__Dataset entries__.

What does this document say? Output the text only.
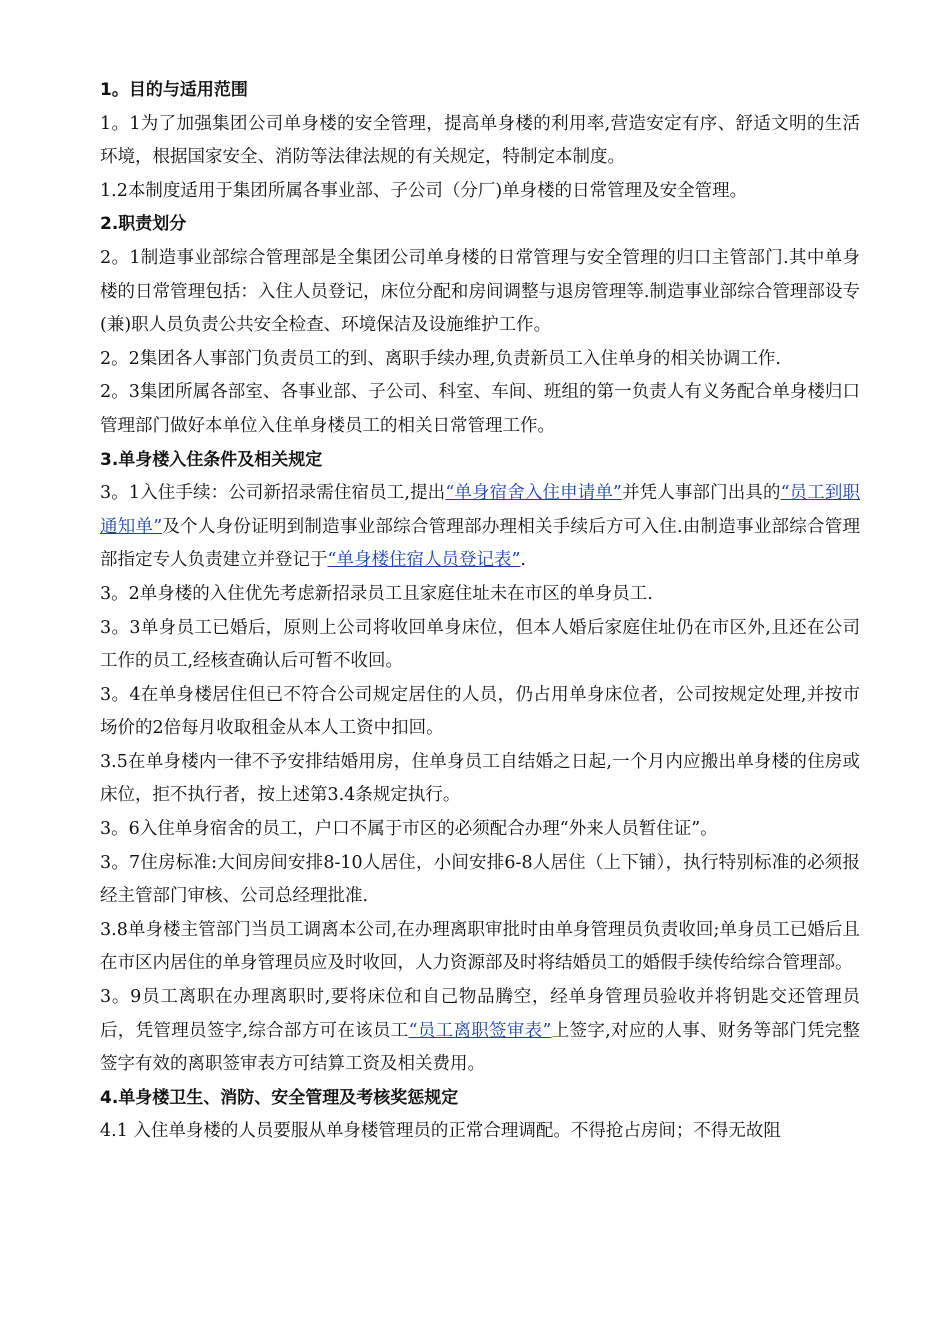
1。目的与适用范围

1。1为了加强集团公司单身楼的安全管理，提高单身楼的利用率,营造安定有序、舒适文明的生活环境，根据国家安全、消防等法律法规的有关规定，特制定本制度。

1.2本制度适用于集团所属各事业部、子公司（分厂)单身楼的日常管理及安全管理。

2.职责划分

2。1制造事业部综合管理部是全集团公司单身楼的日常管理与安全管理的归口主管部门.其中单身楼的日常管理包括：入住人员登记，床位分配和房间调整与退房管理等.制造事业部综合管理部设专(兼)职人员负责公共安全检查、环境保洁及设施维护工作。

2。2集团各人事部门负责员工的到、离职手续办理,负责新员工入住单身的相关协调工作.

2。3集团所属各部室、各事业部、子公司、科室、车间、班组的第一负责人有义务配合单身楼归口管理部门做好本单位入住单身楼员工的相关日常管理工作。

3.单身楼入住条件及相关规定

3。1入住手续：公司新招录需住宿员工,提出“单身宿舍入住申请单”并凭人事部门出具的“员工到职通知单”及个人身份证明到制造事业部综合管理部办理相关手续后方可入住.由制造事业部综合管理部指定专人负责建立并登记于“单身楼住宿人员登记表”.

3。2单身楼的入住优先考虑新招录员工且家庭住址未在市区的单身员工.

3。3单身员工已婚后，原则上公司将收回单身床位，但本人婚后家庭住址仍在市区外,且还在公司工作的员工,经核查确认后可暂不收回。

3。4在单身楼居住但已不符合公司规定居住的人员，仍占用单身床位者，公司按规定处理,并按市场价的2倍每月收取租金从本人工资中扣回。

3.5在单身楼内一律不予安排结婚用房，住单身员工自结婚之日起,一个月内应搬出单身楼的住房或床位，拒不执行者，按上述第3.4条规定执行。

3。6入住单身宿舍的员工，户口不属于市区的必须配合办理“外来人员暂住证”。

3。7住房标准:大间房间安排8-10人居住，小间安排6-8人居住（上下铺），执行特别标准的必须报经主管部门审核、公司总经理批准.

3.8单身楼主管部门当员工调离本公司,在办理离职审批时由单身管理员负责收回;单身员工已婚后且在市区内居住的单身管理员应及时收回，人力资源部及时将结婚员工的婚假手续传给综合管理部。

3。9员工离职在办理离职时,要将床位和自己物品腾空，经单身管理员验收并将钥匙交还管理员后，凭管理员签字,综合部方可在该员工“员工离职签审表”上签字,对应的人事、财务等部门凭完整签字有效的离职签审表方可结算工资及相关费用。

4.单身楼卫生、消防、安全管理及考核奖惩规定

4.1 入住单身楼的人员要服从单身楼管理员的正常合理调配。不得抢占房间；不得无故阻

---

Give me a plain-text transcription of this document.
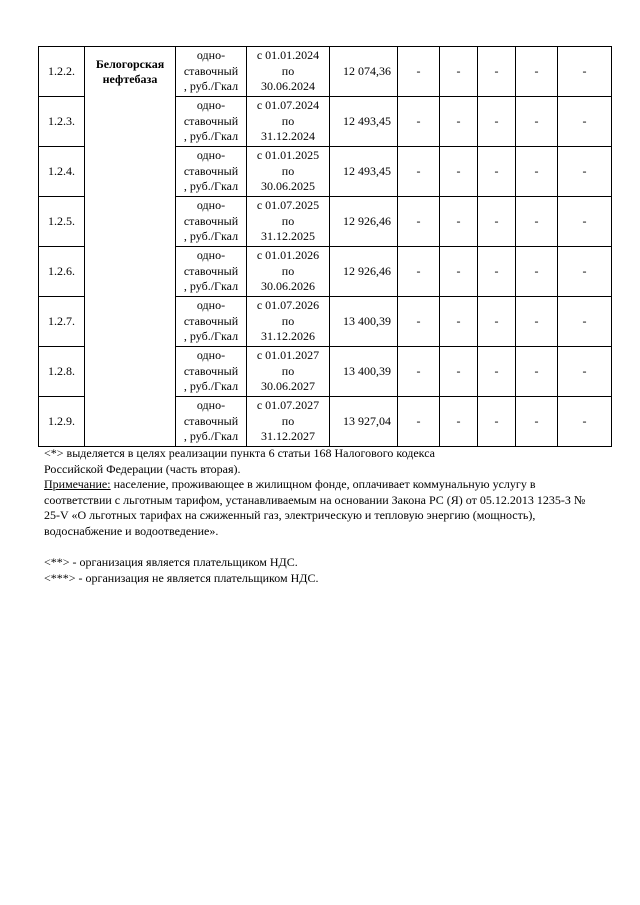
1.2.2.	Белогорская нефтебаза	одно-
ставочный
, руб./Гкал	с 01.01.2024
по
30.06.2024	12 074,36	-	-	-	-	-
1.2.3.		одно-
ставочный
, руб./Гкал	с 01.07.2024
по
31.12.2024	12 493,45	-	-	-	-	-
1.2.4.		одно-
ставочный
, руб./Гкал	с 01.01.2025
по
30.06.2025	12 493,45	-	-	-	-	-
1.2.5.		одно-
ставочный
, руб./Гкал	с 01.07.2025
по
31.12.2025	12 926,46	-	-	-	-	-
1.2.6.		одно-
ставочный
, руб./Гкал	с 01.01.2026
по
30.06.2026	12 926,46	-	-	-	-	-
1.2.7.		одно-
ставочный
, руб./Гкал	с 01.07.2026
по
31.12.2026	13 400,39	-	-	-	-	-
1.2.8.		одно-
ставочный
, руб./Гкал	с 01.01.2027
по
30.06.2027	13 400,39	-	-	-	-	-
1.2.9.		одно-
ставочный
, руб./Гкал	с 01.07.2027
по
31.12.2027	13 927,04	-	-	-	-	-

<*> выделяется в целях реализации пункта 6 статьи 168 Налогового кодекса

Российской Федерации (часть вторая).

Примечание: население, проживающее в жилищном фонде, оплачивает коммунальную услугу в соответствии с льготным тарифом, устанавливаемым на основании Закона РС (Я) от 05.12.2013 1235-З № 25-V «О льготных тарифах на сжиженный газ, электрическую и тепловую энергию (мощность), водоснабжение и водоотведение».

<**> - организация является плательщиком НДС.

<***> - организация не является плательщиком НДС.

---

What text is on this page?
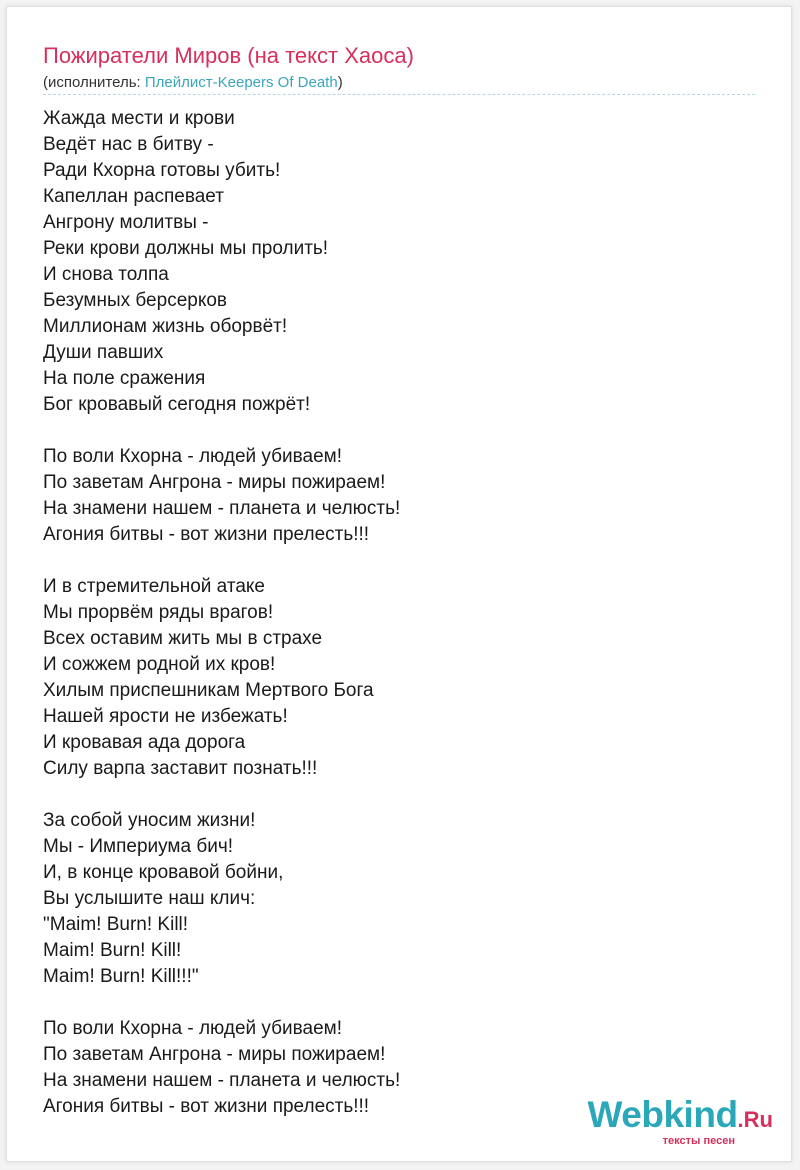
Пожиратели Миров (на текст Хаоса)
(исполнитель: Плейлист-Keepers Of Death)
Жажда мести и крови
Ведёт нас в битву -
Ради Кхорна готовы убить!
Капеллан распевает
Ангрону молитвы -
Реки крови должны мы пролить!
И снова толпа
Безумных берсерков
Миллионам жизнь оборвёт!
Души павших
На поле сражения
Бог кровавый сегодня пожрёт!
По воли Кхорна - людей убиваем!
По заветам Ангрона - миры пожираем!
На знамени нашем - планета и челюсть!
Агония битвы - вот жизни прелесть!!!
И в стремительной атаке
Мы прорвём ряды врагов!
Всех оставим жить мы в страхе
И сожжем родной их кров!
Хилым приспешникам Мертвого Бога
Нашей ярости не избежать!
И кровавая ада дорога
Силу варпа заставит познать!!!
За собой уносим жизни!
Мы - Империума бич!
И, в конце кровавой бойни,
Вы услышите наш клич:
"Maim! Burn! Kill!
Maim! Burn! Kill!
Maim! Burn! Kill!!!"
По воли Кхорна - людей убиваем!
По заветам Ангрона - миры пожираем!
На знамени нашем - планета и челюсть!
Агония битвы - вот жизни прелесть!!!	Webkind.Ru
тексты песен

__TASK BRIEF__. Wherever the string "document" appears in the entries above, list that line.

__WRITTEN ANSWER__.
What does this document say? Output the text only.
Give me a plain-text transcription of this document.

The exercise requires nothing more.